**Aim:** Can you give back the part of the data that opens with the line containing "194, 950, 211]" and closes with the line containing "64, 894, 130]", renaming "interactable" to "clickable" and changing nothing else? Return only those lines.

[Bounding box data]
==============================
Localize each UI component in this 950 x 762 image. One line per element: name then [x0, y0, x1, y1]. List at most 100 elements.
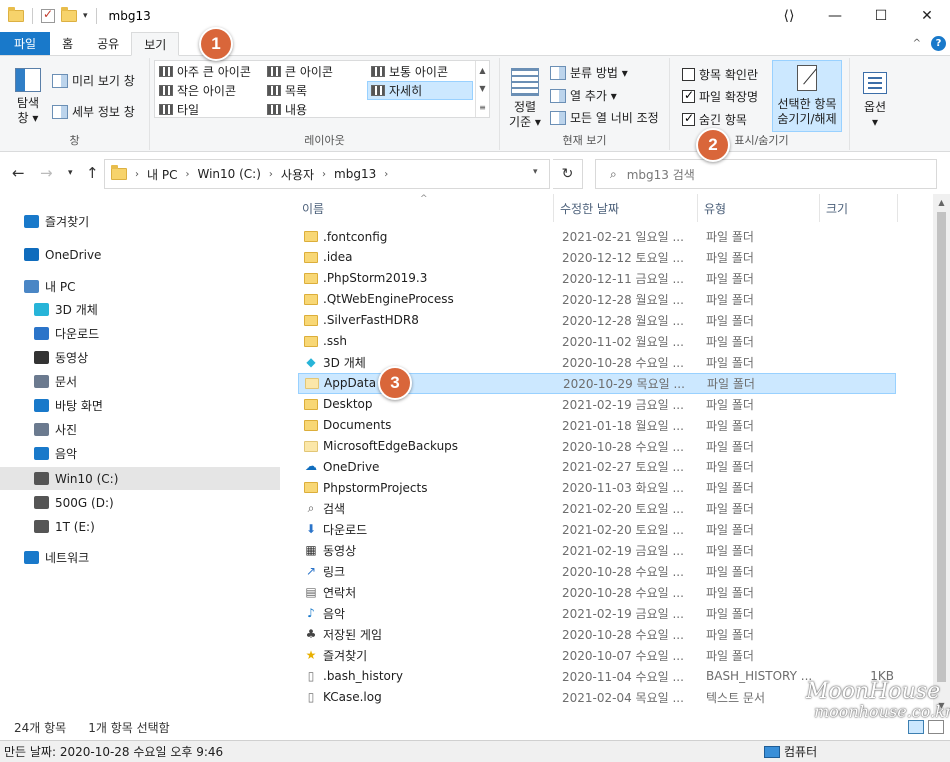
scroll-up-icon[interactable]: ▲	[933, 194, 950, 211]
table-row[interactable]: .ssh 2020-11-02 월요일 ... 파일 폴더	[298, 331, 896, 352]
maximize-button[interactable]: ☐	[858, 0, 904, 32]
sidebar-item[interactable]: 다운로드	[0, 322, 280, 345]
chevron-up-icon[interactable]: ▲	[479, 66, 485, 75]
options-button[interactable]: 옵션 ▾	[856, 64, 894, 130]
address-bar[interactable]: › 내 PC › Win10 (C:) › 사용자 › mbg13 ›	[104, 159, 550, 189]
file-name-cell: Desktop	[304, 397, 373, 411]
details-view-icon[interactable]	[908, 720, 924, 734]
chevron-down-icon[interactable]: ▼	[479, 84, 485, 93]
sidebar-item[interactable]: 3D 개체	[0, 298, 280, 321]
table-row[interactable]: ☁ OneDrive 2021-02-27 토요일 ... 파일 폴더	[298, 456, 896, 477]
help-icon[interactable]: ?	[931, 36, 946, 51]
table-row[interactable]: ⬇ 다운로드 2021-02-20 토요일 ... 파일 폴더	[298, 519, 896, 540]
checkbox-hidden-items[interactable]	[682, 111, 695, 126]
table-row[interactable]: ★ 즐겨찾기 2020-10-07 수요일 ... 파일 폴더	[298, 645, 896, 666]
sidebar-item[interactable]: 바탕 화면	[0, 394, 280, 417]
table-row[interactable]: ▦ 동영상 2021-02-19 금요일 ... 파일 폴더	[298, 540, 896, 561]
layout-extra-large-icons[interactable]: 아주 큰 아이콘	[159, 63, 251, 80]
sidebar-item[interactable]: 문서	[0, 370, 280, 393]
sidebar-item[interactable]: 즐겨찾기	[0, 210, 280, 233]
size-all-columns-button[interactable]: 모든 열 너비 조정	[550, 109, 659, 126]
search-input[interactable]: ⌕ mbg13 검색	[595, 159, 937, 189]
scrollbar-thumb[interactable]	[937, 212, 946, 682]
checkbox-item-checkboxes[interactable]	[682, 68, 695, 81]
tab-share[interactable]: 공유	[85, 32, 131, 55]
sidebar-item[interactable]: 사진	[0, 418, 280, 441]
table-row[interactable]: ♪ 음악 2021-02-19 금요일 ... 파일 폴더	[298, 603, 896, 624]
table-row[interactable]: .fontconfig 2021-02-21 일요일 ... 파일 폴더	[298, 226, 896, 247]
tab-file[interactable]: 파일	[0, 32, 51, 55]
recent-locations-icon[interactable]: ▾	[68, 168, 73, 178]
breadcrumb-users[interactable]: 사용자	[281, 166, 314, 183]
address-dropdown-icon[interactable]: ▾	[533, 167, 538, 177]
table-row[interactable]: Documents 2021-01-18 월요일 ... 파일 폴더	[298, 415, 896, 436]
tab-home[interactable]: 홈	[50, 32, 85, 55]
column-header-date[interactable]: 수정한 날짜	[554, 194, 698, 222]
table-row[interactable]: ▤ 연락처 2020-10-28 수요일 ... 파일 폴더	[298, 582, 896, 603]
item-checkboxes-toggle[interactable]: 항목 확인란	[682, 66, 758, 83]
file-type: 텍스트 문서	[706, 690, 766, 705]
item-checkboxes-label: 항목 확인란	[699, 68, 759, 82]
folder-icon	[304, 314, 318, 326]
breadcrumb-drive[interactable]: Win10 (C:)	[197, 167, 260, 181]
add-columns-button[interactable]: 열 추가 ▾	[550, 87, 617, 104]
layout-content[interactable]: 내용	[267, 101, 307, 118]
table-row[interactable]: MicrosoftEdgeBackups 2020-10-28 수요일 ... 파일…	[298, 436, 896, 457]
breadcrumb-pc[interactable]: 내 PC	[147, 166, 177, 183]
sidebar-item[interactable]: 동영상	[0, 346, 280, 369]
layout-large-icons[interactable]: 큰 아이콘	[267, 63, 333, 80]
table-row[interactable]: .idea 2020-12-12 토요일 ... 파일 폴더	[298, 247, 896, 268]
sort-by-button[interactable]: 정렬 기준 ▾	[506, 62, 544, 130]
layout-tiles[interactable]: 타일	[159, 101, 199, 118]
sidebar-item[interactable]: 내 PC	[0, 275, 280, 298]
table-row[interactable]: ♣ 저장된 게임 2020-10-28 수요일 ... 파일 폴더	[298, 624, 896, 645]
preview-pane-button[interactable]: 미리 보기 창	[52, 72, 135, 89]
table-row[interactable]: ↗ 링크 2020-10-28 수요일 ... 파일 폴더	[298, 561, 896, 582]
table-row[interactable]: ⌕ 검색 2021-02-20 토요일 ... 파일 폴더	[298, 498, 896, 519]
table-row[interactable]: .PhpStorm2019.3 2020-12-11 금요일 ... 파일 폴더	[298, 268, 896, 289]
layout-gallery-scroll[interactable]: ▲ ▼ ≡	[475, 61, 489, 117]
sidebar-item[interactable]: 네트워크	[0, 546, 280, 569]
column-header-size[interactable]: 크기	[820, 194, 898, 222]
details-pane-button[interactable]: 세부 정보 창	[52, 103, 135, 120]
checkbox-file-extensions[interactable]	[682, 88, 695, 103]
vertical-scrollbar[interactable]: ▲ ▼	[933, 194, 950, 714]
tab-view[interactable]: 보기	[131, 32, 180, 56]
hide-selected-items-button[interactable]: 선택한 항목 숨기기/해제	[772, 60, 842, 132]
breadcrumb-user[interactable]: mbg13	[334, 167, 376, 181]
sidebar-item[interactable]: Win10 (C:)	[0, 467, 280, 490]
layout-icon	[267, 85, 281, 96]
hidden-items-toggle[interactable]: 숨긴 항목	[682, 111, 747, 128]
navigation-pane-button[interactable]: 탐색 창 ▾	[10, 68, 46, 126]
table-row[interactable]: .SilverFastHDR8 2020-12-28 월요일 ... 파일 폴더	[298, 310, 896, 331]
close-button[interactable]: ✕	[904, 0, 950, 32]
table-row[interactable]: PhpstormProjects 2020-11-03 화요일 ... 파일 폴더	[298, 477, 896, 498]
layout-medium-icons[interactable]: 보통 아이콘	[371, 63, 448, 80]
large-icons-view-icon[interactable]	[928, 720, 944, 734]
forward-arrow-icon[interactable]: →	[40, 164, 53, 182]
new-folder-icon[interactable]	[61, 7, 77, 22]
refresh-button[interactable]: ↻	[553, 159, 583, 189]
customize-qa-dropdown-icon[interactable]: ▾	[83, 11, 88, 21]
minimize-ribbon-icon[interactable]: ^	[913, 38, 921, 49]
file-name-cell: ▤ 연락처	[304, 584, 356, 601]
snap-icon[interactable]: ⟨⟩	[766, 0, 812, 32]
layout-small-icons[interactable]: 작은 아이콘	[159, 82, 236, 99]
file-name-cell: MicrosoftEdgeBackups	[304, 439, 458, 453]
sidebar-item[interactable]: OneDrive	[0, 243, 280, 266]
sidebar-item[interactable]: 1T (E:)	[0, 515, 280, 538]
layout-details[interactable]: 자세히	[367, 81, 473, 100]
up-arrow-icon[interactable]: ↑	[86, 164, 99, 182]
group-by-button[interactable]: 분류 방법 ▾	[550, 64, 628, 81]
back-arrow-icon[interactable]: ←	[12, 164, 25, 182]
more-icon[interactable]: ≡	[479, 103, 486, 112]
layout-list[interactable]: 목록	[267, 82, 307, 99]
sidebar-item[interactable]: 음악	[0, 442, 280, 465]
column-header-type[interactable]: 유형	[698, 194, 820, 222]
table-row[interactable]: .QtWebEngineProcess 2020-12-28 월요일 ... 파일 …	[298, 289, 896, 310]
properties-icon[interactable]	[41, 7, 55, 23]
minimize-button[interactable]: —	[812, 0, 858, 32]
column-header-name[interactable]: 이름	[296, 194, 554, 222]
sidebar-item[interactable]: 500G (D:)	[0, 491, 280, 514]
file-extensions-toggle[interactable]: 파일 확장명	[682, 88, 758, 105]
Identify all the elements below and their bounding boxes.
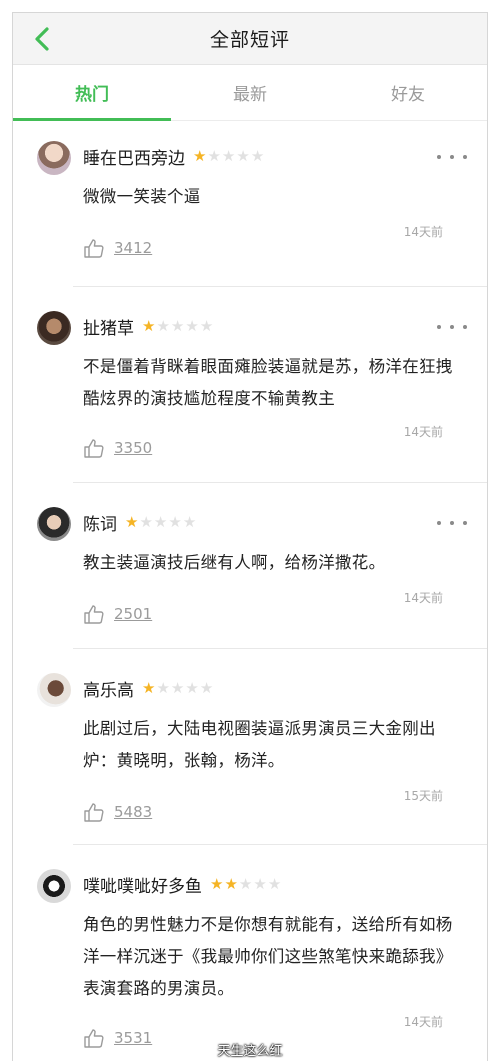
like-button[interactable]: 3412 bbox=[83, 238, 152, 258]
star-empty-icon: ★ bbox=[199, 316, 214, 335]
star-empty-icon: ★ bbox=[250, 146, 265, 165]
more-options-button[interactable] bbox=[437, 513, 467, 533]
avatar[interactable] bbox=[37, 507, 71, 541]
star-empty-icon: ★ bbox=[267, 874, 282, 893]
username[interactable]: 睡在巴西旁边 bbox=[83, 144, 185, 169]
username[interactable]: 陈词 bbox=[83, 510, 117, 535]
==============================
**Solution:**
scroll-up-icon[clickable]: ▲	[933, 194, 950, 211]
table-row[clickable]: .ssh 2020-11-02 월요일 ... 파일 폴더	[298, 331, 896, 352]
maximize-button[clickable]: ☐	[858, 0, 904, 32]
sidebar-item[clickable]: 다운로드	[0, 322, 280, 345]
chevron-up-icon[clickable]: ▲	[479, 66, 485, 75]
options-button[clickable]: 옵션 ▾	[856, 64, 894, 130]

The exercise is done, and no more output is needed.